## Work required:
Gather each line of the records where "noteME" appears.

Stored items
>> start

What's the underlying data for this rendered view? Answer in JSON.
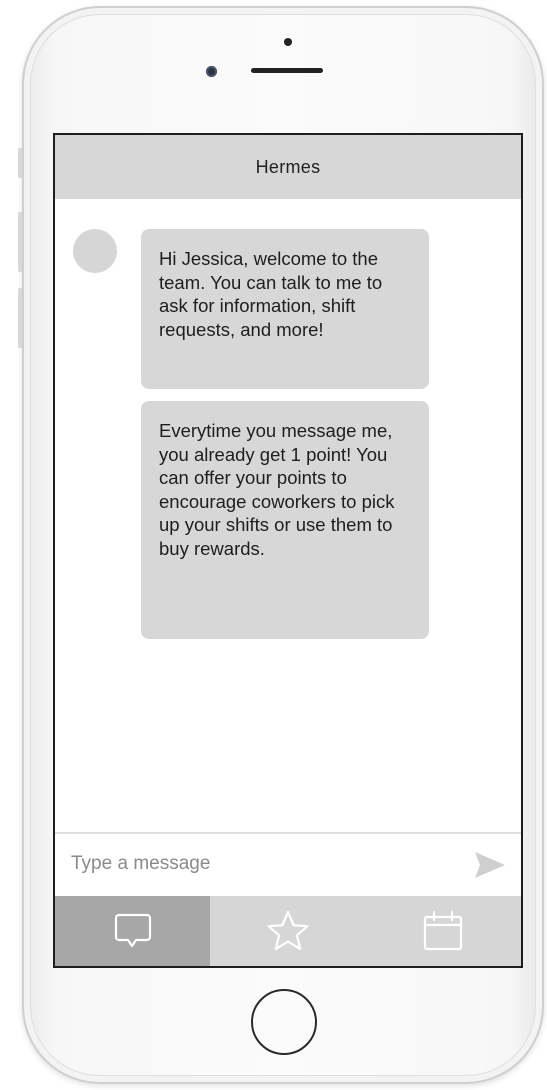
{
  "app": {
    "title": "Hermes"
  },
  "chat": {
    "messages": [
      {
        "sender": "bot",
        "text": "Hi Jessica, welcome to the team. You can talk to me to ask for information, shift requests, and more!"
      },
      {
        "sender": "bot",
        "text": "Everytime you message me, you already get 1 point! You can offer your points to encourage coworkers to pick up your shifts or use them to buy rewards."
      }
    ]
  },
  "composer": {
    "placeholder": "Type a message",
    "value": "",
    "send_icon": "send-arrow-icon"
  },
  "tabs": [
    {
      "icon": "chat-bubble-icon",
      "active": true
    },
    {
      "icon": "star-icon",
      "active": false
    },
    {
      "icon": "calendar-icon",
      "active": false
    }
  ],
  "colors": {
    "header_bg": "#d7d7d7",
    "bubble_bg": "#d7d7d7",
    "active_tab_bg": "#a7a7a7",
    "inactive_tab_bg": "#d6d6d6"
  }
}
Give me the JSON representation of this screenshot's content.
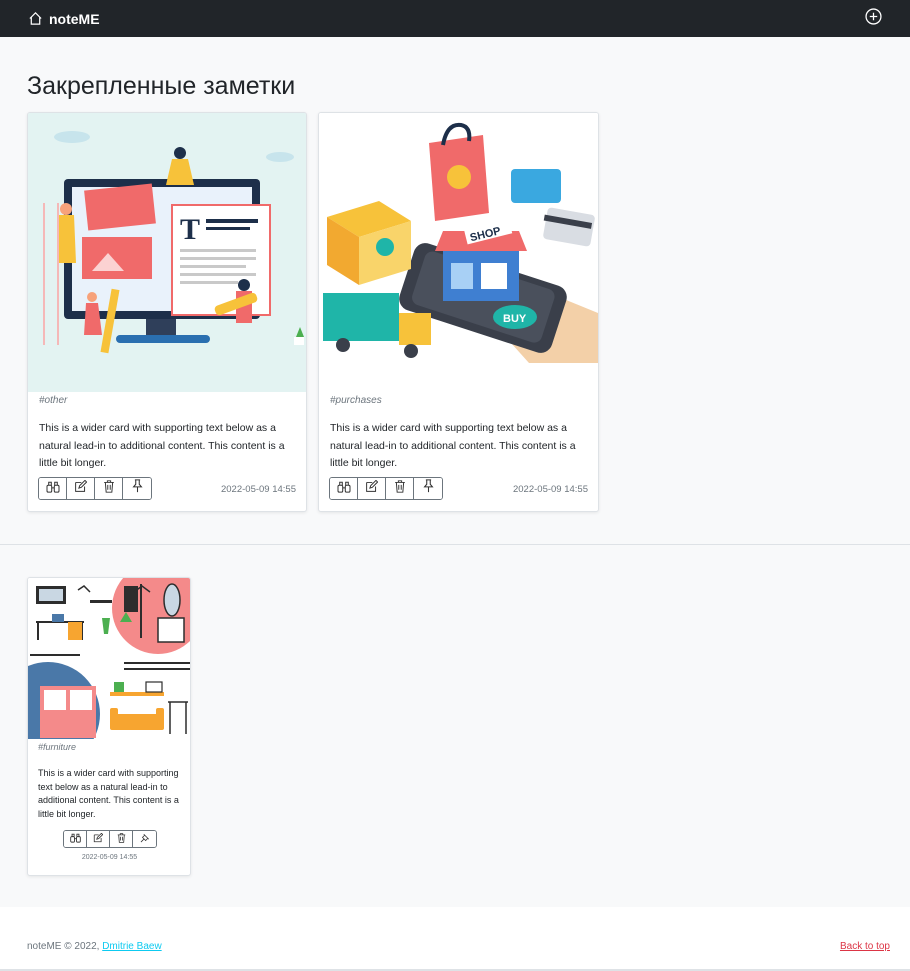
{
  "navbar": {
    "brand": "noteME",
    "brand_icon": "home-icon",
    "add_icon": "plus-circle-icon"
  },
  "pinned": {
    "title": "Закрепленные заметки"
  },
  "cards": [
    {
      "tag": "#other",
      "text": "This is a wider card with supporting text below as a natural lead-in to additional content. This content is a little bit longer.",
      "date": "2022-05-09 14:55",
      "image": "web-design-illustration"
    },
    {
      "tag": "#purchases",
      "text": "This is a wider card with supporting text below as a natural lead-in to additional content. This content is a little bit longer.",
      "date": "2022-05-09 14:55",
      "image": "online-shopping-illustration"
    },
    {
      "tag": "#furniture",
      "text": "This is a wider card with supporting text below as a natural lead-in to additional content. This content is a little bit longer.",
      "date": "2022-05-09 14:55",
      "image": "furniture-interior-illustration"
    }
  ],
  "actions": [
    "binoculars-icon",
    "edit-icon",
    "trash-icon",
    "pin-icon"
  ],
  "footer": {
    "copyright": "noteME © 2022,",
    "author": "Dmitrie Baew",
    "back_to_top": "Back to top"
  },
  "colors": {
    "navbar": "#212529",
    "accent_link": "#0dcaf0",
    "back_to_top": "#dc3545"
  }
}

>> end

## Exercise response:
    "brand": "noteME",
    "copyright": "noteME © 2022,",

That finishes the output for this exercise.